# [Requirement]
Each record must be reproduced exactly as it is shown.

# [Task inputs]
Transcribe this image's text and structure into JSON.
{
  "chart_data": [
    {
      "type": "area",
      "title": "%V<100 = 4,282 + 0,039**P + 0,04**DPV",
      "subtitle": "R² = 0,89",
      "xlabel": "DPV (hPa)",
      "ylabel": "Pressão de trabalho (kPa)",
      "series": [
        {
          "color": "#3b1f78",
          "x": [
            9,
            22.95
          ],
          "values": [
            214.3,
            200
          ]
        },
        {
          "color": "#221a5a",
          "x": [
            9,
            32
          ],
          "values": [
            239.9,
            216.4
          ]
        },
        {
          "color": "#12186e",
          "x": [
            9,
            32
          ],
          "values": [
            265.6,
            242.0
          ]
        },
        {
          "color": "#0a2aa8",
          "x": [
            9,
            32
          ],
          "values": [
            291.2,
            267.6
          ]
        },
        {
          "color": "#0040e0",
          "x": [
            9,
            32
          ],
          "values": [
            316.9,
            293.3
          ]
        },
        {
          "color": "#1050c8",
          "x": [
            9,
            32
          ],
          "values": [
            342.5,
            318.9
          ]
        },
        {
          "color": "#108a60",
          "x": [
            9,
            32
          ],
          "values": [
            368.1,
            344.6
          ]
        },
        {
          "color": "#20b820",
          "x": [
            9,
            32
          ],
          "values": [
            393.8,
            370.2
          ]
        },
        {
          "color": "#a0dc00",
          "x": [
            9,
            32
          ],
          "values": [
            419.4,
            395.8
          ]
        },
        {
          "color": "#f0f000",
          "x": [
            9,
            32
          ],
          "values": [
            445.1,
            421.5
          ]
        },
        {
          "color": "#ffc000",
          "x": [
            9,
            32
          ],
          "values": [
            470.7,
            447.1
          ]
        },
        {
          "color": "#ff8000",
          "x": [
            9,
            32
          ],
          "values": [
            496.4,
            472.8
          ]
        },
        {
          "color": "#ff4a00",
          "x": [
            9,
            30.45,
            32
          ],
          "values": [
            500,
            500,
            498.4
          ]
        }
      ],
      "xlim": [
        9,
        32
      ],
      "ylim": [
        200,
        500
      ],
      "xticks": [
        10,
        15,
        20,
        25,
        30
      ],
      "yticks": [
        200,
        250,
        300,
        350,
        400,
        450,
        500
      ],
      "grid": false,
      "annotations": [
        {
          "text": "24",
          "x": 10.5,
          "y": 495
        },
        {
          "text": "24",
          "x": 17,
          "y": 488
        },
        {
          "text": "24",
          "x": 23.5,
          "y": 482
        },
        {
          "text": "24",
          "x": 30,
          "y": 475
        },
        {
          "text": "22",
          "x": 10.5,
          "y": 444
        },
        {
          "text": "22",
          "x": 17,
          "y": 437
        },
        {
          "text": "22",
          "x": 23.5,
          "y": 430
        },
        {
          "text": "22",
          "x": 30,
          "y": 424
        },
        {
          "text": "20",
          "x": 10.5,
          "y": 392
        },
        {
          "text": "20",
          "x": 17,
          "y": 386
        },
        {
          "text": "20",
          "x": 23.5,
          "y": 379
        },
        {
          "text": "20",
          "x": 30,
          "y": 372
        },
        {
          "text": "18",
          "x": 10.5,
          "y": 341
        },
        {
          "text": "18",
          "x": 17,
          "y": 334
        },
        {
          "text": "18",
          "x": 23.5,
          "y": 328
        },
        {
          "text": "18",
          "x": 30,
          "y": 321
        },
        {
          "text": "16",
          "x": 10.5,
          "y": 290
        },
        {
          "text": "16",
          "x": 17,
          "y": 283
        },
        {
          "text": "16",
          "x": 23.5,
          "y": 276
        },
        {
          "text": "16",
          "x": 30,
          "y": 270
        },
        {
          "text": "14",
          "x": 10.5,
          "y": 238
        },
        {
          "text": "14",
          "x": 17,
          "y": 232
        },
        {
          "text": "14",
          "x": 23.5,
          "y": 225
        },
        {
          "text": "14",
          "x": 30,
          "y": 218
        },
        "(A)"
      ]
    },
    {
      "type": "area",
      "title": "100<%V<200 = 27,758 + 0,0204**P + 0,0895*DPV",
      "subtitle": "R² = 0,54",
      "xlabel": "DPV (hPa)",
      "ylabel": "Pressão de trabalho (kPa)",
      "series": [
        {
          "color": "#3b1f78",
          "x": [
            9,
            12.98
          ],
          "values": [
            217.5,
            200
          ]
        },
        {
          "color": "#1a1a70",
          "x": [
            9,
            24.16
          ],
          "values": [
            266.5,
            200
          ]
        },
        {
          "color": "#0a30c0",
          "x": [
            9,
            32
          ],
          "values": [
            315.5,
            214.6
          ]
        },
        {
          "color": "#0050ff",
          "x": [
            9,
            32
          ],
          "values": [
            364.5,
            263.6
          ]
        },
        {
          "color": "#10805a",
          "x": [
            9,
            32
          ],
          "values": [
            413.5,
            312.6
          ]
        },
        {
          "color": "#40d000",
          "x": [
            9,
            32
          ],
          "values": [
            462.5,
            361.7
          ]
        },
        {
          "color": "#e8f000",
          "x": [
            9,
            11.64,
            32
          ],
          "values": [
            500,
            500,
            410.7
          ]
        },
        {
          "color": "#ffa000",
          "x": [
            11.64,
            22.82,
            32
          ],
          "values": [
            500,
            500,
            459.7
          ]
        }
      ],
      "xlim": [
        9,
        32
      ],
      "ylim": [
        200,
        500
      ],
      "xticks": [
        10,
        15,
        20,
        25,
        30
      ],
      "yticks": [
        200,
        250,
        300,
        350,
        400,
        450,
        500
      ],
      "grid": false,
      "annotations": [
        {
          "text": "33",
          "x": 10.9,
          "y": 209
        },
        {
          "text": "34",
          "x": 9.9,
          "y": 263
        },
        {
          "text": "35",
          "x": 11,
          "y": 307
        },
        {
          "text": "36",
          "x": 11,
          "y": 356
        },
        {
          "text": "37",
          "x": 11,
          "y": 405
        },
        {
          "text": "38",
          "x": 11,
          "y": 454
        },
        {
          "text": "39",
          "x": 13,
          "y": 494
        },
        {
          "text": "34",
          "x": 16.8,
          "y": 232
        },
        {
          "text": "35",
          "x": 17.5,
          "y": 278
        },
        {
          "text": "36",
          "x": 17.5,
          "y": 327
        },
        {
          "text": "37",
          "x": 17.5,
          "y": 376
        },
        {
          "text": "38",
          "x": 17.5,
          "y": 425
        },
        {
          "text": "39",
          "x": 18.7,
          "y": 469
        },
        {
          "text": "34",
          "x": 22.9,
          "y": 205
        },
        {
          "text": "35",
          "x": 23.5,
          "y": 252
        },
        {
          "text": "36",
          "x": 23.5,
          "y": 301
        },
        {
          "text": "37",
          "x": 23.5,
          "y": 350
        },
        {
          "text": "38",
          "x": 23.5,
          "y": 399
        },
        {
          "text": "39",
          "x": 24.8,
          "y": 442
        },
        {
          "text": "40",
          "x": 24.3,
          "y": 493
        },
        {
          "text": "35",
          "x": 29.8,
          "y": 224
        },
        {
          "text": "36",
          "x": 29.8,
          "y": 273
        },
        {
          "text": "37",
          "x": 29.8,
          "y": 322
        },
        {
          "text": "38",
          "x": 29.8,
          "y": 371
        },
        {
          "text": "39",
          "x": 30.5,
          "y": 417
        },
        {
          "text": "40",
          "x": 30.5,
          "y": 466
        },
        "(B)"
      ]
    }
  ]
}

# [Written response]
Transcribe this image's text and structure into JSON.
{
  "chart_data": [
    {
      "type": "area",
      "title": "%V<100 = 4,282 + 0,039**P + 0,04**DPV",
      "subtitle": "R² = 0,89",
      "xlabel": "DPV (hPa)",
      "ylabel": "Pressão de trabalho (kPa)",
      "series": [
        {
          "color": "#3b1f78",
          "x": [
            9,
            22.95
          ],
          "values": [
            214.3,
            200
          ]
        },
        {
          "color": "#221a5a",
          "x": [
            9,
            32
          ],
          "values": [
            239.9,
            216.4
          ]
        },
        {
          "color": "#12186e",
          "x": [
            9,
            32
          ],
          "values": [
            265.6,
            242.0
          ]
        },
        {
          "color": "#0a2aa8",
          "x": [
            9,
            32
          ],
          "values": [
            291.2,
            267.6
          ]
        },
        {
          "color": "#0040e0",
          "x": [
            9,
            32
          ],
          "values": [
            316.9,
            293.3
          ]
        },
        {
          "color": "#1050c8",
          "x": [
            9,
            32
          ],
          "values": [
            342.5,
            318.9
          ]
        },
        {
          "color": "#108a60",
          "x": [
            9,
            32
          ],
          "values": [
            368.1,
            344.6
          ]
        },
        {
          "color": "#20b820",
          "x": [
            9,
            32
          ],
          "values": [
            393.8,
            370.2
          ]
        },
        {
          "color": "#a0dc00",
          "x": [
            9,
            32
          ],
          "values": [
            419.4,
            395.8
          ]
        },
        {
          "color": "#f0f000",
          "x": [
            9,
            32
          ],
          "values": [
            445.1,
            421.5
          ]
        },
        {
          "color": "#ffc000",
          "x": [
            9,
            32
          ],
          "values": [
            470.7,
            447.1
          ]
        },
        {
          "color": "#ff8000",
          "x": [
            9,
            32
          ],
          "values": [
            496.4,
            472.8
          ]
        },
        {
          "color": "#ff4a00",
          "x": [
            9,
            30.45,
            32
          ],
          "values": [
            500,
            500,
            498.4
          ]
        }
      ],
      "xlim": [
        9,
        32
      ],
      "ylim": [
        200,
        500
      ],
      "xticks": [
        10,
        15,
        20,
        25,
        30
      ],
      "yticks": [
        200,
        250,
        300,
        350,
        400,
        450,
        500
      ],
      "grid": false,
      "annotations": [
        {
          "text": "24",
          "x": 10.5,
          "y": 495
        },
        {
          "text": "24",
          "x": 17,
          "y": 488
        },
        {
          "text": "24",
          "x": 23.5,
          "y": 482
        },
        {
          "text": "24",
          "x": 30,
          "y": 475
        },
        {
          "text": "22",
          "x": 10.5,
          "y": 444
        },
        {
          "text": "22",
          "x": 17,
          "y": 437
        },
        {
          "text": "22",
          "x": 23.5,
          "y": 430
        },
        {
          "text": "22",
          "x": 30,
          "y": 424
        },
        {
          "text": "20",
          "x": 10.5,
          "y": 392
        },
        {
          "text": "20",
          "x": 17,
          "y": 386
        },
        {
          "text": "20",
          "x": 23.5,
          "y": 379
        },
        {
          "text": "20",
          "x": 30,
          "y": 372
        },
        {
          "text": "18",
          "x": 10.5,
          "y": 341
        },
        {
          "text": "18",
          "x": 17,
          "y": 334
        },
        {
          "text": "18",
          "x": 23.5,
          "y": 328
        },
        {
          "text": "18",
          "x": 30,
          "y": 321
        },
        {
          "text": "16",
          "x": 10.5,
          "y": 290
        },
        {
          "text": "16",
          "x": 17,
          "y": 283
        },
        {
          "text": "16",
          "x": 23.5,
          "y": 276
        },
        {
          "text": "16",
          "x": 30,
          "y": 270
        },
        {
          "text": "14",
          "x": 10.5,
          "y": 238
        },
        {
          "text": "14",
          "x": 17,
          "y": 232
        },
        {
          "text": "14",
          "x": 23.5,
          "y": 225
        },
        {
          "text": "14",
          "x": 30,
          "y": 218
        },
        "(A)"
      ]
    },
    {
      "type": "area",
      "title": "100<%V<200 = 27,758 + 0,0204**P + 0,0895*DPV",
      "subtitle": "R² = 0,54",
      "xlabel": "DPV (hPa)",
      "ylabel": "Pressão de trabalho (kPa)",
      "series": [
        {
          "color": "#3b1f78",
          "x": [
            9,
            12.98
          ],
          "values": [
            217.5,
            200
          ]
        },
        {
          "color": "#1a1a70",
          "x": [
            9,
            24.16
          ],
          "values": [
            266.5,
            200
          ]
        },
        {
          "color": "#0a30c0",
          "x": [
            9,
            32
          ],
          "values": [
            315.5,
            214.6
          ]
        },
        {
          "color": "#0050ff",
          "x": [
            9,
            32
          ],
          "values": [
            364.5,
            263.6
          ]
        },
        {
          "color": "#10805a",
          "x": [
            9,
            32
          ],
          "values": [
            413.5,
            312.6
          ]
        },
        {
          "color": "#40d000",
          "x": [
            9,
            32
          ],
          "values": [
            462.5,
            361.7
          ]
        },
        {
          "color": "#e8f000",
          "x": [
            9,
            11.64,
            32
          ],
          "values": [
            500,
            500,
            410.7
          ]
        },
        {
          "color": "#ffa000",
          "x": [
            11.64,
            22.82,
            32
          ],
          "values": [
            500,
            500,
            459.7
          ]
        }
      ],
      "xlim": [
        9,
        32
      ],
      "ylim": [
        200,
        500
      ],
      "xticks": [
        10,
        15,
        20,
        25,
        30
      ],
      "yticks": [
        200,
        250,
        300,
        350,
        400,
        450,
        500
      ],
      "grid": false,
      "annotations": [
        {
          "text": "33",
          "x": 10.9,
          "y": 209
        },
        {
          "text": "34",
          "x": 9.9,
          "y": 263
        },
        {
          "text": "35",
          "x": 11,
          "y": 307
        },
        {
          "text": "36",
          "x": 11,
          "y": 356
        },
        {
          "text": "37",
          "x": 11,
          "y": 405
        },
        {
          "text": "38",
          "x": 11,
          "y": 454
        },
        {
          "text": "39",
          "x": 13,
          "y": 494
        },
        {
          "text": "34",
          "x": 16.8,
          "y": 232
        },
        {
          "text": "35",
          "x": 17.5,
          "y": 278
        },
        {
          "text": "36",
          "x": 17.5,
          "y": 327
        },
        {
          "text": "37",
          "x": 17.5,
          "y": 376
        },
        {
          "text": "38",
          "x": 17.5,
          "y": 425
        },
        {
          "text": "39",
          "x": 18.7,
          "y": 469
        },
        {
          "text": "34",
          "x": 22.9,
          "y": 205
        },
        {
          "text": "35",
          "x": 23.5,
          "y": 252
        },
        {
          "text": "36",
          "x": 23.5,
          "y": 301
        },
        {
          "text": "37",
          "x": 23.5,
          "y": 350
        },
        {
          "text": "38",
          "x": 23.5,
          "y": 399
        },
        {
          "text": "39",
          "x": 24.8,
          "y": 442
        },
        {
          "text": "40",
          "x": 24.3,
          "y": 493
        },
        {
          "text": "35",
          "x": 29.8,
          "y": 224
        },
        {
          "text": "36",
          "x": 29.8,
          "y": 273
        },
        {
          "text": "37",
          "x": 29.8,
          "y": 322
        },
        {
          "text": "38",
          "x": 29.8,
          "y": 371
        },
        {
          "text": "39",
          "x": 30.5,
          "y": 417
        },
        {
          "text": "40",
          "x": 30.5,
          "y": 466
        },
        "(B)"
      ]
    }
  ]
}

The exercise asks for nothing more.